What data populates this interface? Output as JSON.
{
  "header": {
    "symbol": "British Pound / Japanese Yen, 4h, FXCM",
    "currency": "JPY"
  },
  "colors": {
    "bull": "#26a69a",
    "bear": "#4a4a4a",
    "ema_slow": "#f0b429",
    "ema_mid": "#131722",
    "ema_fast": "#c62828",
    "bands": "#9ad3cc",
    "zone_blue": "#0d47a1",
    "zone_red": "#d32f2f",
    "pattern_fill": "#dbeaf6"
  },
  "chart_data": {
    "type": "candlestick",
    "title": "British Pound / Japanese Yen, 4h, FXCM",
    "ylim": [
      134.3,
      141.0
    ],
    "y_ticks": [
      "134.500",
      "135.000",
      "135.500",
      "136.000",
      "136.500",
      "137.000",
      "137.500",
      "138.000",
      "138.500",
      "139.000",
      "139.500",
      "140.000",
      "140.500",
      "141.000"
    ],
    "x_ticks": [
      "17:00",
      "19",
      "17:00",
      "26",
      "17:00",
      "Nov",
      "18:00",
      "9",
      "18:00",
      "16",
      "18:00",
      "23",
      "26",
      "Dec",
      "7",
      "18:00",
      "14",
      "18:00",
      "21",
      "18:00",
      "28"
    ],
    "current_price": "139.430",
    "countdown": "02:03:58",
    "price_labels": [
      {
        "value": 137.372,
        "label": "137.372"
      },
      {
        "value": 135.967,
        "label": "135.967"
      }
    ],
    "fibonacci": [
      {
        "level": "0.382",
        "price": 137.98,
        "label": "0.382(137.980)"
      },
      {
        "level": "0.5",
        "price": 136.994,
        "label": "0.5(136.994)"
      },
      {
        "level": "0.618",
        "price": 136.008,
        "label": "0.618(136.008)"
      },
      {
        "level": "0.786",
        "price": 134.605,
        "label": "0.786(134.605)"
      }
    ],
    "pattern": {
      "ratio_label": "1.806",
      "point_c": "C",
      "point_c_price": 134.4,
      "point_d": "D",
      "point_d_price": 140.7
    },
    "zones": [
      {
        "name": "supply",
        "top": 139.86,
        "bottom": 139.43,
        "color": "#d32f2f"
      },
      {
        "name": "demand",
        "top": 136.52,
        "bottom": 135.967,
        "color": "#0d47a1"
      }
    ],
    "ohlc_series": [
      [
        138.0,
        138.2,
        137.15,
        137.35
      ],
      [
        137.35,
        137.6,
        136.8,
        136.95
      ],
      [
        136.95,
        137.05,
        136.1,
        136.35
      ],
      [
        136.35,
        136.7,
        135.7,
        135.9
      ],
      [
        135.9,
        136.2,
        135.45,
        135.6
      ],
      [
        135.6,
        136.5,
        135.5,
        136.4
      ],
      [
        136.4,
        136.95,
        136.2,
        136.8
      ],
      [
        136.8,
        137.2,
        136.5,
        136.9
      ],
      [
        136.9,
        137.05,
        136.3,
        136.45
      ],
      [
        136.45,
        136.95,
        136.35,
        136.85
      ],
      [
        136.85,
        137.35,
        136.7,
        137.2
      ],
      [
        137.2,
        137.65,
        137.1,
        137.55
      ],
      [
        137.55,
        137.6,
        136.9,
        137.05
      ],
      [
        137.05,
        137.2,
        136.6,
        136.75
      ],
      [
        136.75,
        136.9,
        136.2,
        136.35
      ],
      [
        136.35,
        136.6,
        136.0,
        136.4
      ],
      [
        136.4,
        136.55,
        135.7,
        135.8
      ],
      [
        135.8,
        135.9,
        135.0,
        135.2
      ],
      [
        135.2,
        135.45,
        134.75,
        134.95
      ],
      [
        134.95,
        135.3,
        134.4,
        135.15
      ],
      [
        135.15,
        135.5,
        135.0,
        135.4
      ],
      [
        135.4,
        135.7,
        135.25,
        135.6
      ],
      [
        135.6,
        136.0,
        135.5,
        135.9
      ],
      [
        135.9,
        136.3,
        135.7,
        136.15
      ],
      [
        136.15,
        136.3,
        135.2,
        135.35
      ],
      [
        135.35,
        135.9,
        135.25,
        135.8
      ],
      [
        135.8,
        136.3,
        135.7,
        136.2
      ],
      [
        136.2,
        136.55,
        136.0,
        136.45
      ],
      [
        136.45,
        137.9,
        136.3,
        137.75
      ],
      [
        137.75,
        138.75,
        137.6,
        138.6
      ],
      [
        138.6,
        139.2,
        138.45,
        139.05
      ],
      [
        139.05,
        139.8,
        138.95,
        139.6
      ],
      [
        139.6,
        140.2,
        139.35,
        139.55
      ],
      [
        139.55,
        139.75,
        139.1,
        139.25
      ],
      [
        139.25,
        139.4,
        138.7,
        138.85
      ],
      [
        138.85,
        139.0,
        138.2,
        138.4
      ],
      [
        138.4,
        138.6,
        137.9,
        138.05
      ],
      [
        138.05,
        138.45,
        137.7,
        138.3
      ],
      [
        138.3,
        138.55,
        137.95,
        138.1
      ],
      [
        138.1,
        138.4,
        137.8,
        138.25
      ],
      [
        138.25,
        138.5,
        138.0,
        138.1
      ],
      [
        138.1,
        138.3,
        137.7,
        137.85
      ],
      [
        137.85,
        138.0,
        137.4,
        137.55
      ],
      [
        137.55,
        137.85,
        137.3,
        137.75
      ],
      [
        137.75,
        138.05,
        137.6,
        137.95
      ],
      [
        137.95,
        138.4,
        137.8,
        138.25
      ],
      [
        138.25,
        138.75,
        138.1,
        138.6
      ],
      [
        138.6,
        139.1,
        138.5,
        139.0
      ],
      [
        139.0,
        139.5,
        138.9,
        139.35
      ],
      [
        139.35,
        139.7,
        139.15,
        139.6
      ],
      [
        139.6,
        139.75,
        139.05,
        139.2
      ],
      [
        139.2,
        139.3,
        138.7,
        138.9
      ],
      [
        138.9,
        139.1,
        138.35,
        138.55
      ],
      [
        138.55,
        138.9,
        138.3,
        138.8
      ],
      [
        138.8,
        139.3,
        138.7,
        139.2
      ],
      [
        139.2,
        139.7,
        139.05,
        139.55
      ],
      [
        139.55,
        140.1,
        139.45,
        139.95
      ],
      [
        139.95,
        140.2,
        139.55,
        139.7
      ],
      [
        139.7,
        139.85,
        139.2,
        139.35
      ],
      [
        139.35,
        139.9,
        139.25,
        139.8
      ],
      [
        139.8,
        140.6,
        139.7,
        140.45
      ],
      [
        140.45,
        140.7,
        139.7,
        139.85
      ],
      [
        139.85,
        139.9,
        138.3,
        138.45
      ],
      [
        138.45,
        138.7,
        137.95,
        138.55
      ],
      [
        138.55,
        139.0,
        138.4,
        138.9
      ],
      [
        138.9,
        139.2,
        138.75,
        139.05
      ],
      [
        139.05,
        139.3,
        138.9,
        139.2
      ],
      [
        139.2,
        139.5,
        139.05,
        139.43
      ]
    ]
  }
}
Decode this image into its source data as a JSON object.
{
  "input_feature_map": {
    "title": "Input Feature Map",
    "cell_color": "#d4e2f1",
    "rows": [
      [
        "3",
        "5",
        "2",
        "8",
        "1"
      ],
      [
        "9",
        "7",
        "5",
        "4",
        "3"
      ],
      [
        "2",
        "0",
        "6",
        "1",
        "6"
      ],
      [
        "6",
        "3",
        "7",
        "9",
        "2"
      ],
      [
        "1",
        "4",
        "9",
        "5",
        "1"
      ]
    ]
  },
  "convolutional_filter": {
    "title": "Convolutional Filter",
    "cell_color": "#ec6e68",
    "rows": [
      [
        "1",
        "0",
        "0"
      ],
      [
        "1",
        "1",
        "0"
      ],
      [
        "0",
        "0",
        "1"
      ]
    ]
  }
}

--*--

● **What needs to be done**
Output all of the material, please, exactly as it stands.

● **Answer to this problem**
What data populates this interface? Output as JSON.
{
  "header": {
    "symbol": "British Pound / Japanese Yen, 4h, FXCM",
    "currency": "JPY"
  },
  "colors": {
    "bull": "#26a69a",
    "bear": "#4a4a4a",
    "ema_slow": "#f0b429",
    "ema_mid": "#131722",
    "ema_fast": "#c62828",
    "bands": "#9ad3cc",
    "zone_blue": "#0d47a1",
    "zone_red": "#d32f2f",
    "pattern_fill": "#dbeaf6"
  },
  "chart_data": {
    "type": "candlestick",
    "title": "British Pound / Japanese Yen, 4h, FXCM",
    "ylim": [
      134.3,
      141.0
    ],
    "y_ticks": [
      "134.500",
      "135.000",
      "135.500",
      "136.000",
      "136.500",
      "137.000",
      "137.500",
      "138.000",
      "138.500",
      "139.000",
      "139.500",
      "140.000",
      "140.500",
      "141.000"
    ],
    "x_ticks": [
      "17:00",
      "19",
      "17:00",
      "26",
      "17:00",
      "Nov",
      "18:00",
      "9",
      "18:00",
      "16",
      "18:00",
      "23",
      "26",
      "Dec",
      "7",
      "18:00",
      "14",
      "18:00",
      "21",
      "18:00",
      "28"
    ],
    "current_price": "139.430",
    "countdown": "02:03:58",
    "price_labels": [
      {
        "value": 137.372,
        "label": "137.372"
      },
      {
        "value": 135.967,
        "label": "135.967"
      }
    ],
    "fibonacci": [
      {
        "level": "0.382",
        "price": 137.98,
        "label": "0.382(137.980)"
      },
      {
        "level": "0.5",
        "price": 136.994,
        "label": "0.5(136.994)"
      },
      {
        "level": "0.618",
        "price": 136.008,
        "label": "0.618(136.008)"
      },
      {
        "level": "0.786",
        "price": 134.605,
        "label": "0.786(134.605)"
      }
    ],
    "pattern": {
      "ratio_label": "1.806",
      "point_c": "C",
      "point_c_price": 134.4,
      "point_d": "D",
      "point_d_price": 140.7
    },
    "zones": [
      {
        "name": "supply",
        "top": 139.86,
        "bottom": 139.43,
        "color": "#d32f2f"
      },
      {
        "name": "demand",
        "top": 136.52,
        "bottom": 135.967,
        "color": "#0d47a1"
      }
    ],
    "ohlc_series": [
      [
        138.0,
        138.2,
        137.15,
        137.35
      ],
      [
        137.35,
        137.6,
        136.8,
        136.95
      ],
      [
        136.95,
        137.05,
        136.1,
        136.35
      ],
      [
        136.35,
        136.7,
        135.7,
        135.9
      ],
      [
        135.9,
        136.2,
        135.45,
        135.6
      ],
      [
        135.6,
        136.5,
        135.5,
        136.4
      ],
      [
        136.4,
        136.95,
        136.2,
        136.8
      ],
      [
        136.8,
        137.2,
        136.5,
        136.9
      ],
      [
        136.9,
        137.05,
        136.3,
        136.45
      ],
      [
        136.45,
        136.95,
        136.35,
        136.85
      ],
      [
        136.85,
        137.35,
        136.7,
        137.2
      ],
      [
        137.2,
        137.65,
        137.1,
        137.55
      ],
      [
        137.55,
        137.6,
        136.9,
        137.05
      ],
      [
        137.05,
        137.2,
        136.6,
        136.75
      ],
      [
        136.75,
        136.9,
        136.2,
        136.35
      ],
      [
        136.35,
        136.6,
        136.0,
        136.4
      ],
      [
        136.4,
        136.55,
        135.7,
        135.8
      ],
      [
        135.8,
        135.9,
        135.0,
        135.2
      ],
      [
        135.2,
        135.45,
        134.75,
        134.95
      ],
      [
        134.95,
        135.3,
        134.4,
        135.15
      ],
      [
        135.15,
        135.5,
        135.0,
        135.4
      ],
      [
        135.4,
        135.7,
        135.25,
        135.6
      ],
      [
        135.6,
        136.0,
        135.5,
        135.9
      ],
      [
        135.9,
        136.3,
        135.7,
        136.15
      ],
      [
        136.15,
        136.3,
        135.2,
        135.35
      ],
      [
        135.35,
        135.9,
        135.25,
        135.8
      ],
      [
        135.8,
        136.3,
        135.7,
        136.2
      ],
      [
        136.2,
        136.55,
        136.0,
        136.45
      ],
      [
        136.45,
        137.9,
        136.3,
        137.75
      ],
      [
        137.75,
        138.75,
        137.6,
        138.6
      ],
      [
        138.6,
        139.2,
        138.45,
        139.05
      ],
      [
        139.05,
        139.8,
        138.95,
        139.6
      ],
      [
        139.6,
        140.2,
        139.35,
        139.55
      ],
      [
        139.55,
        139.75,
        139.1,
        139.25
      ],
      [
        139.25,
        139.4,
        138.7,
        138.85
      ],
      [
        138.85,
        139.0,
        138.2,
        138.4
      ],
      [
        138.4,
        138.6,
        137.9,
        138.05
      ],
      [
        138.05,
        138.45,
        137.7,
        138.3
      ],
      [
        138.3,
        138.55,
        137.95,
        138.1
      ],
      [
        138.1,
        138.4,
        137.8,
        138.25
      ],
      [
        138.25,
        138.5,
        138.0,
        138.1
      ],
      [
        138.1,
        138.3,
        137.7,
        137.85
      ],
      [
        137.85,
        138.0,
        137.4,
        137.55
      ],
      [
        137.55,
        137.85,
        137.3,
        137.75
      ],
      [
        137.75,
        138.05,
        137.6,
        137.95
      ],
      [
        137.95,
        138.4,
        137.8,
        138.25
      ],
      [
        138.25,
        138.75,
        138.1,
        138.6
      ],
      [
        138.6,
        139.1,
        138.5,
        139.0
      ],
      [
        139.0,
        139.5,
        138.9,
        139.35
      ],
      [
        139.35,
        139.7,
        139.15,
        139.6
      ],
      [
        139.6,
        139.75,
        139.05,
        139.2
      ],
      [
        139.2,
        139.3,
        138.7,
        138.9
      ],
      [
        138.9,
        139.1,
        138.35,
        138.55
      ],
      [
        138.55,
        138.9,
        138.3,
        138.8
      ],
      [
        138.8,
        139.3,
        138.7,
        139.2
      ],
      [
        139.2,
        139.7,
        139.05,
        139.55
      ],
      [
        139.55,
        140.1,
        139.45,
        139.95
      ],
      [
        139.95,
        140.2,
        139.55,
        139.7
      ],
      [
        139.7,
        139.85,
        139.2,
        139.35
      ],
      [
        139.35,
        139.9,
        139.25,
        139.8
      ],
      [
        139.8,
        140.6,
        139.7,
        140.45
      ],
      [
        140.45,
        140.7,
        139.7,
        139.85
      ],
      [
        139.85,
        139.9,
        138.3,
        138.45
      ],
      [
        138.45,
        138.7,
        137.95,
        138.55
      ],
      [
        138.55,
        139.0,
        138.4,
        138.9
      ],
      [
        138.9,
        139.2,
        138.75,
        139.05
      ],
      [
        139.05,
        139.3,
        138.9,
        139.2
      ],
      [
        139.2,
        139.5,
        139.05,
        139.43
      ]
    ]
  }
}
Decode this image into its source data as a JSON object.
{
  "input_feature_map": {
    "title": "Input Feature Map",
    "cell_color": "#d4e2f1",
    "rows": [
      [
        "3",
        "5",
        "2",
        "8",
        "1"
      ],
      [
        "9",
        "7",
        "5",
        "4",
        "3"
      ],
      [
        "2",
        "0",
        "6",
        "1",
        "6"
      ],
      [
        "6",
        "3",
        "7",
        "9",
        "2"
      ],
      [
        "1",
        "4",
        "9",
        "5",
        "1"
      ]
    ]
  },
  "convolutional_filter": {
    "title": "Convolutional Filter",
    "cell_color": "#ec6e68",
    "rows": [
      [
        "1",
        "0",
        "0"
      ],
      [
        "1",
        "1",
        "0"
      ],
      [
        "0",
        "0",
        "1"
      ]
    ]
  }
}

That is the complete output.